### EXERCISE TASK
Keep only the lines of the listing that include the word "JSON", and copy them.

*** RECORDS FOR PROCESSING ***

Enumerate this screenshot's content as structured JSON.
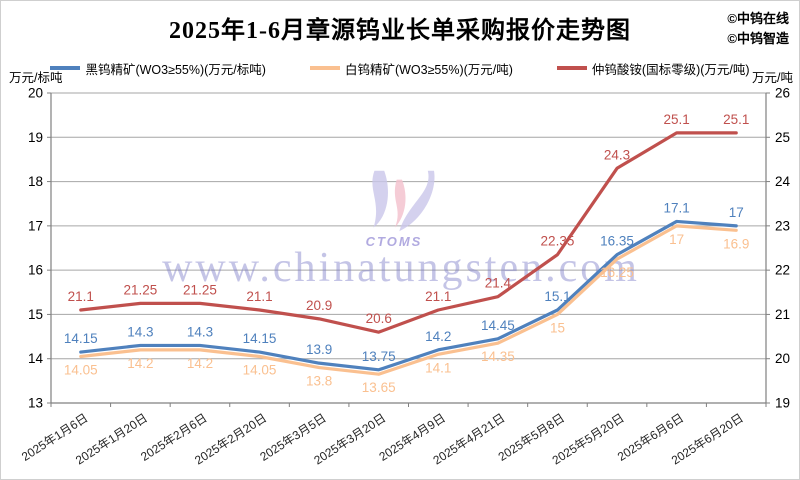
{
  "title": "2025年1-6月章源钨业长单采购报价走势图",
  "branding": {
    "line1": "©中钨在线",
    "line2": "©中钨智造"
  },
  "watermark": {
    "url_text": "www.chinatungsten.com",
    "logo_caption": "CTOMS"
  },
  "axis_units": {
    "left": "万元/标吨",
    "right": "万元/吨"
  },
  "colors": {
    "black_tungsten_blue": "#4F81BD",
    "white_tungsten_tan": "#FAC090",
    "apt_red": "#C0504D",
    "gridline": "#A6A6A6",
    "axis_line": "#808080",
    "watermark_text": "#7d7dc8"
  },
  "chart_data": {
    "type": "line",
    "title": "2025年1-6月章源钨业长单采购报价走势图",
    "xlabel": "",
    "grid": true,
    "legend_position": "top",
    "categories": [
      "2025年1月6日",
      "2025年1月20日",
      "2025年2月6日",
      "2025年2月20日",
      "2025年3月5日",
      "2025年3月20日",
      "2025年4月9日",
      "2025年4月21日",
      "2025年5月8日",
      "2025年5月20日",
      "2025年6月6日",
      "2025年6月20日"
    ],
    "series": [
      {
        "name": "黑钨精矿(WO3≥55%)(万元/标吨)",
        "axis": "left",
        "color": "#4F81BD",
        "label_position": "above",
        "values": [
          14.15,
          14.3,
          14.3,
          14.15,
          13.9,
          13.75,
          14.2,
          14.45,
          15.1,
          16.35,
          17.1,
          17
        ]
      },
      {
        "name": "白钨精矿(WO3≥55%)(万元/吨)",
        "axis": "left",
        "color": "#FAC090",
        "label_position": "below",
        "values": [
          14.05,
          14.2,
          14.2,
          14.05,
          13.8,
          13.65,
          14.1,
          14.35,
          15,
          16.25,
          17,
          16.9
        ]
      },
      {
        "name": "仲钨酸铵(国标零级)(万元/吨)",
        "axis": "right",
        "color": "#C0504D",
        "label_position": "above",
        "values": [
          21.1,
          21.25,
          21.25,
          21.1,
          20.9,
          20.6,
          21.1,
          21.4,
          22.35,
          24.3,
          25.1,
          25.1
        ]
      }
    ],
    "left_axis": {
      "label": "万元/标吨",
      "min": 13,
      "max": 20,
      "ticks": [
        20,
        19,
        18,
        17,
        16,
        15,
        14,
        13
      ]
    },
    "right_axis": {
      "label": "万元/吨",
      "min": 19,
      "max": 26,
      "ticks": [
        26,
        25,
        24,
        23,
        22,
        21,
        20,
        19
      ]
    }
  }
}
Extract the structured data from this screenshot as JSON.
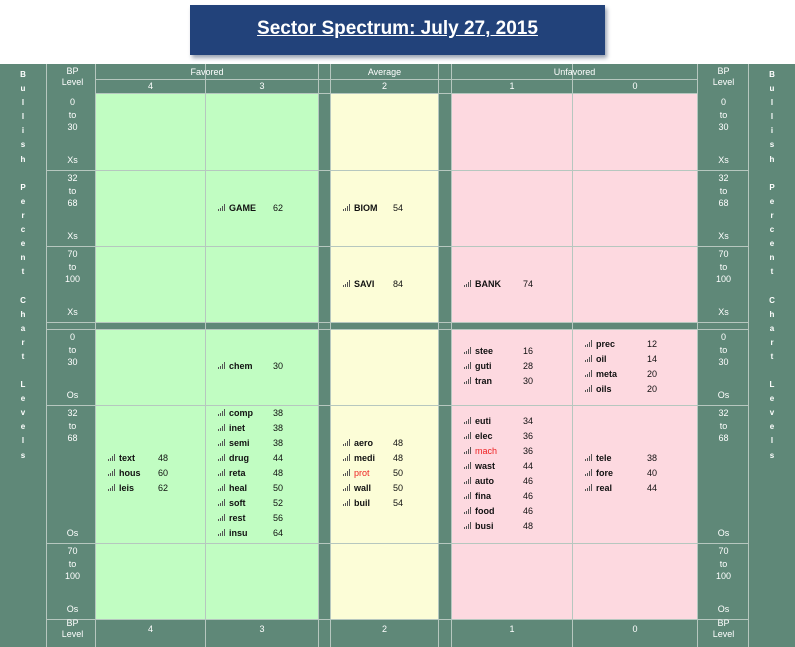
{
  "title": "Sector Spectrum: July 27, 2015",
  "side_label": "Bullish Percent Chart Levels",
  "bp_level_header": [
    "BP",
    "Level"
  ],
  "groups": [
    "Favored",
    "Average",
    "Unfavored"
  ],
  "columns": [
    "4",
    "3",
    "2",
    "1",
    "0"
  ],
  "colors": {
    "favored": "#c1fdc2",
    "average": "#fcfdd7",
    "unfavored": "#fdd9e0",
    "frame": "#5f8878",
    "title_bg": "#22427a",
    "alert": "#ee2222"
  },
  "rows": [
    {
      "l1": "0",
      "l2": "to",
      "l3": "30",
      "suffix": "Xs"
    },
    {
      "l1": "32",
      "l2": "to",
      "l3": "68",
      "suffix": "Xs"
    },
    {
      "l1": "70",
      "l2": "to",
      "l3": "100",
      "suffix": "Xs"
    },
    {
      "l1": "0",
      "l2": "to",
      "l3": "30",
      "suffix": "Os"
    },
    {
      "l1": "32",
      "l2": "to",
      "l3": "68",
      "suffix": "Os"
    },
    {
      "l1": "70",
      "l2": "to",
      "l3": "100",
      "suffix": "Os"
    }
  ],
  "cells": {
    "c3_r1": [
      {
        "name": "GAME",
        "score": "62"
      }
    ],
    "c2_r1": [
      {
        "name": "BIOM",
        "score": "54"
      }
    ],
    "c2_r2": [
      {
        "name": "SAVI",
        "score": "84"
      }
    ],
    "c1_r2": [
      {
        "name": "BANK",
        "score": "74"
      }
    ],
    "c3_r3": [
      {
        "name": "chem",
        "score": "30"
      }
    ],
    "c1_r3": [
      {
        "name": "stee",
        "score": "16"
      },
      {
        "name": "guti",
        "score": "28"
      },
      {
        "name": "tran",
        "score": "30"
      }
    ],
    "c0_r3": [
      {
        "name": "prec",
        "score": "12"
      },
      {
        "name": "oil",
        "score": "14"
      },
      {
        "name": "meta",
        "score": "20"
      },
      {
        "name": "oils",
        "score": "20"
      }
    ],
    "c4_r4": [
      {
        "name": "text",
        "score": "48"
      },
      {
        "name": "hous",
        "score": "60"
      },
      {
        "name": "leis",
        "score": "62"
      }
    ],
    "c3_r4": [
      {
        "name": "comp",
        "score": "38"
      },
      {
        "name": "inet",
        "score": "38"
      },
      {
        "name": "semi",
        "score": "38"
      },
      {
        "name": "drug",
        "score": "44"
      },
      {
        "name": "reta",
        "score": "48"
      },
      {
        "name": "heal",
        "score": "50"
      },
      {
        "name": "soft",
        "score": "52"
      },
      {
        "name": "rest",
        "score": "56"
      },
      {
        "name": "insu",
        "score": "64"
      }
    ],
    "c2_r4": [
      {
        "name": "aero",
        "score": "48"
      },
      {
        "name": "medi",
        "score": "48"
      },
      {
        "name": "prot",
        "score": "50",
        "alert": true
      },
      {
        "name": "wall",
        "score": "50"
      },
      {
        "name": "buil",
        "score": "54"
      }
    ],
    "c1_r4": [
      {
        "name": "euti",
        "score": "34"
      },
      {
        "name": "elec",
        "score": "36"
      },
      {
        "name": "mach",
        "score": "36",
        "alert": true
      },
      {
        "name": "wast",
        "score": "44"
      },
      {
        "name": "auto",
        "score": "46"
      },
      {
        "name": "fina",
        "score": "46"
      },
      {
        "name": "food",
        "score": "46"
      },
      {
        "name": "busi",
        "score": "48"
      }
    ],
    "c0_r4": [
      {
        "name": "tele",
        "score": "38"
      },
      {
        "name": "fore",
        "score": "40"
      },
      {
        "name": "real",
        "score": "44"
      }
    ]
  }
}
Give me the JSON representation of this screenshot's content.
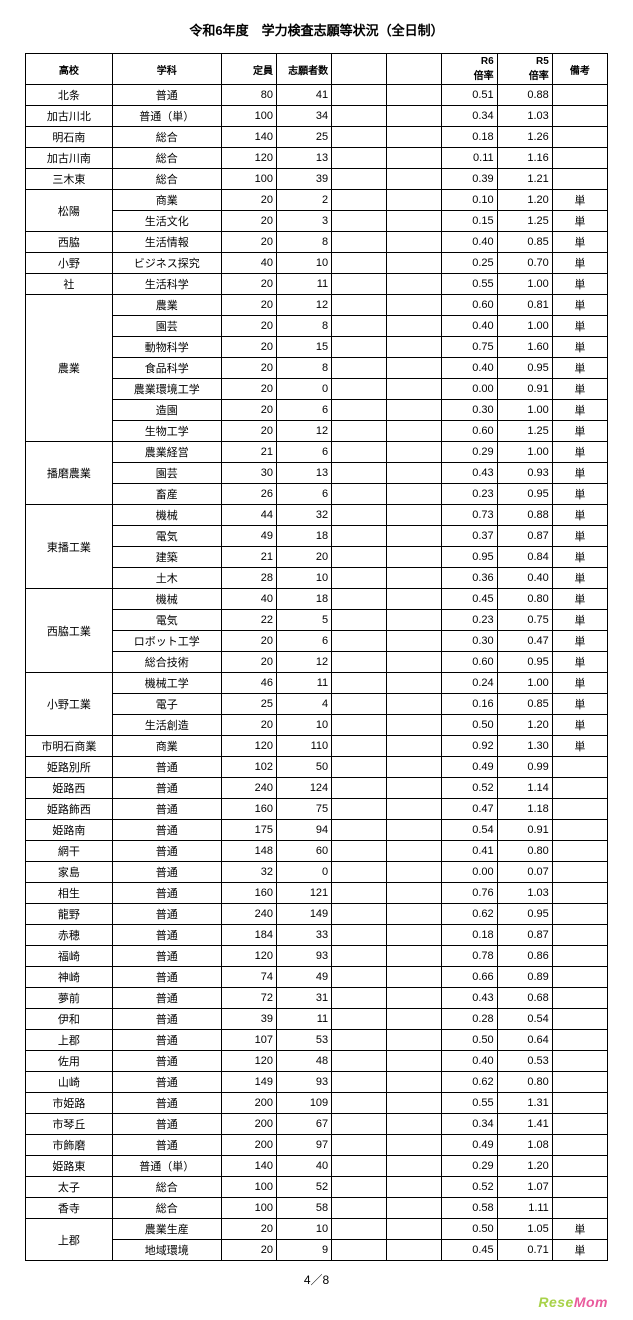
{
  "title": "令和6年度　学力検査志願等状況（全日制）",
  "pager": "4／8",
  "brand_left": "Rese",
  "brand_right": "Mom",
  "headers": {
    "school": "高校",
    "dept": "学科",
    "capacity": "定員",
    "applicants": "志願者数",
    "blank1": "",
    "blank2": "",
    "r6": "R6\n倍率",
    "r5": "R5\n倍率",
    "note": "備考"
  },
  "groups": [
    {
      "school": "北条",
      "rows": [
        {
          "dept": "普通",
          "cap": 80,
          "app": 41,
          "r6": "0.51",
          "r5": "0.88",
          "note": ""
        }
      ]
    },
    {
      "school": "加古川北",
      "rows": [
        {
          "dept": "普通（単）",
          "cap": 100,
          "app": 34,
          "r6": "0.34",
          "r5": "1.03",
          "note": ""
        }
      ]
    },
    {
      "school": "明石南",
      "rows": [
        {
          "dept": "総合",
          "cap": 140,
          "app": 25,
          "r6": "0.18",
          "r5": "1.26",
          "note": ""
        }
      ]
    },
    {
      "school": "加古川南",
      "rows": [
        {
          "dept": "総合",
          "cap": 120,
          "app": 13,
          "r6": "0.11",
          "r5": "1.16",
          "note": ""
        }
      ]
    },
    {
      "school": "三木東",
      "rows": [
        {
          "dept": "総合",
          "cap": 100,
          "app": 39,
          "r6": "0.39",
          "r5": "1.21",
          "note": ""
        }
      ]
    },
    {
      "school": "松陽",
      "rows": [
        {
          "dept": "商業",
          "cap": 20,
          "app": 2,
          "r6": "0.10",
          "r5": "1.20",
          "note": "単"
        },
        {
          "dept": "生活文化",
          "cap": 20,
          "app": 3,
          "r6": "0.15",
          "r5": "1.25",
          "note": "単"
        }
      ]
    },
    {
      "school": "西脇",
      "rows": [
        {
          "dept": "生活情報",
          "cap": 20,
          "app": 8,
          "r6": "0.40",
          "r5": "0.85",
          "note": "単"
        }
      ]
    },
    {
      "school": "小野",
      "rows": [
        {
          "dept": "ビジネス探究",
          "cap": 40,
          "app": 10,
          "r6": "0.25",
          "r5": "0.70",
          "note": "単"
        }
      ]
    },
    {
      "school": "社",
      "rows": [
        {
          "dept": "生活科学",
          "cap": 20,
          "app": 11,
          "r6": "0.55",
          "r5": "1.00",
          "note": "単"
        }
      ]
    },
    {
      "school": "農業",
      "rows": [
        {
          "dept": "農業",
          "cap": 20,
          "app": 12,
          "r6": "0.60",
          "r5": "0.81",
          "note": "単"
        },
        {
          "dept": "園芸",
          "cap": 20,
          "app": 8,
          "r6": "0.40",
          "r5": "1.00",
          "note": "単"
        },
        {
          "dept": "動物科学",
          "cap": 20,
          "app": 15,
          "r6": "0.75",
          "r5": "1.60",
          "note": "単"
        },
        {
          "dept": "食品科学",
          "cap": 20,
          "app": 8,
          "r6": "0.40",
          "r5": "0.95",
          "note": "単"
        },
        {
          "dept": "農業環境工学",
          "cap": 20,
          "app": 0,
          "r6": "0.00",
          "r5": "0.91",
          "note": "単"
        },
        {
          "dept": "造園",
          "cap": 20,
          "app": 6,
          "r6": "0.30",
          "r5": "1.00",
          "note": "単"
        },
        {
          "dept": "生物工学",
          "cap": 20,
          "app": 12,
          "r6": "0.60",
          "r5": "1.25",
          "note": "単"
        }
      ]
    },
    {
      "school": "播磨農業",
      "rows": [
        {
          "dept": "農業経営",
          "cap": 21,
          "app": 6,
          "r6": "0.29",
          "r5": "1.00",
          "note": "単"
        },
        {
          "dept": "園芸",
          "cap": 30,
          "app": 13,
          "r6": "0.43",
          "r5": "0.93",
          "note": "単"
        },
        {
          "dept": "畜産",
          "cap": 26,
          "app": 6,
          "r6": "0.23",
          "r5": "0.95",
          "note": "単"
        }
      ]
    },
    {
      "school": "東播工業",
      "rows": [
        {
          "dept": "機械",
          "cap": 44,
          "app": 32,
          "r6": "0.73",
          "r5": "0.88",
          "note": "単"
        },
        {
          "dept": "電気",
          "cap": 49,
          "app": 18,
          "r6": "0.37",
          "r5": "0.87",
          "note": "単"
        },
        {
          "dept": "建築",
          "cap": 21,
          "app": 20,
          "r6": "0.95",
          "r5": "0.84",
          "note": "単"
        },
        {
          "dept": "土木",
          "cap": 28,
          "app": 10,
          "r6": "0.36",
          "r5": "0.40",
          "note": "単"
        }
      ]
    },
    {
      "school": "西脇工業",
      "rows": [
        {
          "dept": "機械",
          "cap": 40,
          "app": 18,
          "r6": "0.45",
          "r5": "0.80",
          "note": "単"
        },
        {
          "dept": "電気",
          "cap": 22,
          "app": 5,
          "r6": "0.23",
          "r5": "0.75",
          "note": "単"
        },
        {
          "dept": "ロボット工学",
          "cap": 20,
          "app": 6,
          "r6": "0.30",
          "r5": "0.47",
          "note": "単"
        },
        {
          "dept": "総合技術",
          "cap": 20,
          "app": 12,
          "r6": "0.60",
          "r5": "0.95",
          "note": "単"
        }
      ]
    },
    {
      "school": "小野工業",
      "rows": [
        {
          "dept": "機械工学",
          "cap": 46,
          "app": 11,
          "r6": "0.24",
          "r5": "1.00",
          "note": "単"
        },
        {
          "dept": "電子",
          "cap": 25,
          "app": 4,
          "r6": "0.16",
          "r5": "0.85",
          "note": "単"
        },
        {
          "dept": "生活創造",
          "cap": 20,
          "app": 10,
          "r6": "0.50",
          "r5": "1.20",
          "note": "単"
        }
      ]
    },
    {
      "school": "市明石商業",
      "rows": [
        {
          "dept": "商業",
          "cap": 120,
          "app": 110,
          "r6": "0.92",
          "r5": "1.30",
          "note": "単"
        }
      ]
    },
    {
      "school": "姫路別所",
      "rows": [
        {
          "dept": "普通",
          "cap": 102,
          "app": 50,
          "r6": "0.49",
          "r5": "0.99",
          "note": ""
        }
      ]
    },
    {
      "school": "姫路西",
      "rows": [
        {
          "dept": "普通",
          "cap": 240,
          "app": 124,
          "r6": "0.52",
          "r5": "1.14",
          "note": ""
        }
      ]
    },
    {
      "school": "姫路飾西",
      "rows": [
        {
          "dept": "普通",
          "cap": 160,
          "app": 75,
          "r6": "0.47",
          "r5": "1.18",
          "note": ""
        }
      ]
    },
    {
      "school": "姫路南",
      "rows": [
        {
          "dept": "普通",
          "cap": 175,
          "app": 94,
          "r6": "0.54",
          "r5": "0.91",
          "note": ""
        }
      ]
    },
    {
      "school": "網干",
      "rows": [
        {
          "dept": "普通",
          "cap": 148,
          "app": 60,
          "r6": "0.41",
          "r5": "0.80",
          "note": ""
        }
      ]
    },
    {
      "school": "家島",
      "rows": [
        {
          "dept": "普通",
          "cap": 32,
          "app": 0,
          "r6": "0.00",
          "r5": "0.07",
          "note": ""
        }
      ]
    },
    {
      "school": "相生",
      "rows": [
        {
          "dept": "普通",
          "cap": 160,
          "app": 121,
          "r6": "0.76",
          "r5": "1.03",
          "note": ""
        }
      ]
    },
    {
      "school": "龍野",
      "rows": [
        {
          "dept": "普通",
          "cap": 240,
          "app": 149,
          "r6": "0.62",
          "r5": "0.95",
          "note": ""
        }
      ]
    },
    {
      "school": "赤穂",
      "rows": [
        {
          "dept": "普通",
          "cap": 184,
          "app": 33,
          "r6": "0.18",
          "r5": "0.87",
          "note": ""
        }
      ]
    },
    {
      "school": "福崎",
      "rows": [
        {
          "dept": "普通",
          "cap": 120,
          "app": 93,
          "r6": "0.78",
          "r5": "0.86",
          "note": ""
        }
      ]
    },
    {
      "school": "神崎",
      "rows": [
        {
          "dept": "普通",
          "cap": 74,
          "app": 49,
          "r6": "0.66",
          "r5": "0.89",
          "note": ""
        }
      ]
    },
    {
      "school": "夢前",
      "rows": [
        {
          "dept": "普通",
          "cap": 72,
          "app": 31,
          "r6": "0.43",
          "r5": "0.68",
          "note": ""
        }
      ]
    },
    {
      "school": "伊和",
      "rows": [
        {
          "dept": "普通",
          "cap": 39,
          "app": 11,
          "r6": "0.28",
          "r5": "0.54",
          "note": ""
        }
      ]
    },
    {
      "school": "上郡",
      "rows": [
        {
          "dept": "普通",
          "cap": 107,
          "app": 53,
          "r6": "0.50",
          "r5": "0.64",
          "note": ""
        }
      ]
    },
    {
      "school": "佐用",
      "rows": [
        {
          "dept": "普通",
          "cap": 120,
          "app": 48,
          "r6": "0.40",
          "r5": "0.53",
          "note": ""
        }
      ]
    },
    {
      "school": "山崎",
      "rows": [
        {
          "dept": "普通",
          "cap": 149,
          "app": 93,
          "r6": "0.62",
          "r5": "0.80",
          "note": ""
        }
      ]
    },
    {
      "school": "市姫路",
      "rows": [
        {
          "dept": "普通",
          "cap": 200,
          "app": 109,
          "r6": "0.55",
          "r5": "1.31",
          "note": ""
        }
      ]
    },
    {
      "school": "市琴丘",
      "rows": [
        {
          "dept": "普通",
          "cap": 200,
          "app": 67,
          "r6": "0.34",
          "r5": "1.41",
          "note": ""
        }
      ]
    },
    {
      "school": "市飾磨",
      "rows": [
        {
          "dept": "普通",
          "cap": 200,
          "app": 97,
          "r6": "0.49",
          "r5": "1.08",
          "note": ""
        }
      ]
    },
    {
      "school": "姫路東",
      "rows": [
        {
          "dept": "普通（単）",
          "cap": 140,
          "app": 40,
          "r6": "0.29",
          "r5": "1.20",
          "note": ""
        }
      ]
    },
    {
      "school": "太子",
      "rows": [
        {
          "dept": "総合",
          "cap": 100,
          "app": 52,
          "r6": "0.52",
          "r5": "1.07",
          "note": ""
        }
      ]
    },
    {
      "school": "香寺",
      "rows": [
        {
          "dept": "総合",
          "cap": 100,
          "app": 58,
          "r6": "0.58",
          "r5": "1.11",
          "note": ""
        }
      ]
    },
    {
      "school": "上郡",
      "rows": [
        {
          "dept": "農業生産",
          "cap": 20,
          "app": 10,
          "r6": "0.50",
          "r5": "1.05",
          "note": "単"
        },
        {
          "dept": "地域環境",
          "cap": 20,
          "app": 9,
          "r6": "0.45",
          "r5": "0.71",
          "note": "単"
        }
      ]
    }
  ]
}
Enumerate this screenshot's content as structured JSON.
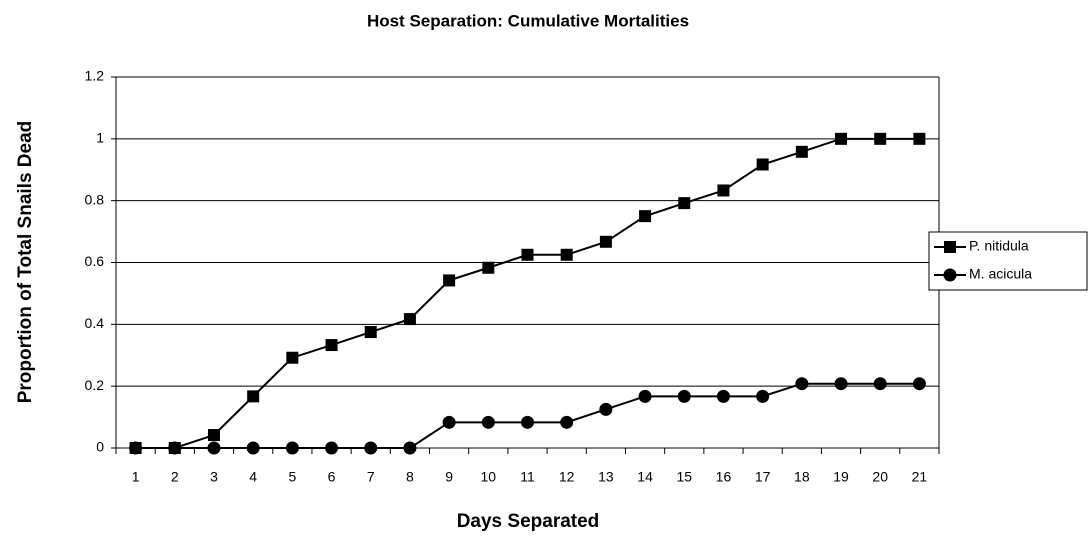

***

### SOLUTION BELOW
Enumerate this screenshot's content as structured JSON.
Extract the structured data from this screenshot as JSON.
Give me the JSON representation of this screenshot's content.
Enumerate this screenshot's content as structured JSON.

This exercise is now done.